▸ WHAT TO DO: Could you quote, exactly as they stand, the lines running from the one with "OCR this image." to the final line of the material?

▸ RECORDS FOR PROCESSING:
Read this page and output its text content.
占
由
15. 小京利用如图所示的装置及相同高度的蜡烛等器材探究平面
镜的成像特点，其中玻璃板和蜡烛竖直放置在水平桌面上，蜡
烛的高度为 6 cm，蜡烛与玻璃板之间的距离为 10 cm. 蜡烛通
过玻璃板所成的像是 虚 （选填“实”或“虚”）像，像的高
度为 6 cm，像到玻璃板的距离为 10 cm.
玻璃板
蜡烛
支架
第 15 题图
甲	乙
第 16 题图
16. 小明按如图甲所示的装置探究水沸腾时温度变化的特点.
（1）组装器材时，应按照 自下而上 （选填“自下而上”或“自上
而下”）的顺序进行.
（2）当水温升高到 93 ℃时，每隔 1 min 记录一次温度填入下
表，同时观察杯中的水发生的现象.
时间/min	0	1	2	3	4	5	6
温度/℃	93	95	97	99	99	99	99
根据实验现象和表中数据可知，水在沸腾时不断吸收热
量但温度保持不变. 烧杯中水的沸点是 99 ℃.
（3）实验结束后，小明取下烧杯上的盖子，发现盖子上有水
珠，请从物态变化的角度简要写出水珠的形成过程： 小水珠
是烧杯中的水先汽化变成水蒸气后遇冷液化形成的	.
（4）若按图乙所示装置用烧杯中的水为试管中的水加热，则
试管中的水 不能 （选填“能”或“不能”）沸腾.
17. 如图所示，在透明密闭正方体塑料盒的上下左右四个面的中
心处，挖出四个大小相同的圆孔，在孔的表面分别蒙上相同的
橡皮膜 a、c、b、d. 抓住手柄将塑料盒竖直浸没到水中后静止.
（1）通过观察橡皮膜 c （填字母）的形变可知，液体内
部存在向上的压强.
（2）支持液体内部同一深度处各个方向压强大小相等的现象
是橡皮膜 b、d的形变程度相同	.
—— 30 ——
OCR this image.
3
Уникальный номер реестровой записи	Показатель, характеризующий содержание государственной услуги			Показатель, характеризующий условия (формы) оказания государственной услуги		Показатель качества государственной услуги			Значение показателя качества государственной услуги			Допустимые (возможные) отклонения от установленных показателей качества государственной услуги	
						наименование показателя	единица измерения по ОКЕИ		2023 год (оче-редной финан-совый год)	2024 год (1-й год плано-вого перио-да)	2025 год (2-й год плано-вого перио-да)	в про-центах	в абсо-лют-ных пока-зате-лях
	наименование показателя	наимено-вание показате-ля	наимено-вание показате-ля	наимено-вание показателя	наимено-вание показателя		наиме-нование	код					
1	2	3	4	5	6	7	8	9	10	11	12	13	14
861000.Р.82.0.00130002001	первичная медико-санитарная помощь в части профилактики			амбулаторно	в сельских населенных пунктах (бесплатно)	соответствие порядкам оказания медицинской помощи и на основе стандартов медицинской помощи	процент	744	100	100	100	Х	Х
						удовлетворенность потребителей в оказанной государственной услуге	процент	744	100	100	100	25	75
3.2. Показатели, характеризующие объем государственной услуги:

▸ TASK SOLUTION:
OCR this image.
3
Уникальный номер реестровой записи	Показатель, характеризующий содержание государственной услуги			Показатель, характеризующий условия (формы) оказания государственной услуги		Показатель качества государственной услуги			Значение показателя качества государственной услуги			Допустимые (возможные) отклонения от установленных показателей качества государственной услуги	
						наименование показателя	единица измерения по ОКЕИ		2023 год (оче-редной финан-совый год)	2024 год (1-й год плано-вого перио-да)	2025 год (2-й год плано-вого перио-да)	в про-центах	в абсо-лют-ных пока-зате-лях
	наименование показателя	наимено-вание показате-ля	наимено-вание показате-ля	наимено-вание показателя	наимено-вание показателя		наиме-нование	код					
1	2	3	4	5	6	7	8	9	10	11	12	13	14
861000.Р.82.0.00130002001	первичная медико-санитарная помощь в части профилактики			амбулаторно	в сельских населенных пунктах (бесплатно)	соответствие порядкам оказания медицинской помощи и на основе стандартов медицинской помощи	процент	744	100	100	100	Х	Х
						удовлетворенность потребителей в оказанной государственной услуге	процент	744	100	100	100	25	75
3.2. Показатели, характеризующие объем государственной услуги:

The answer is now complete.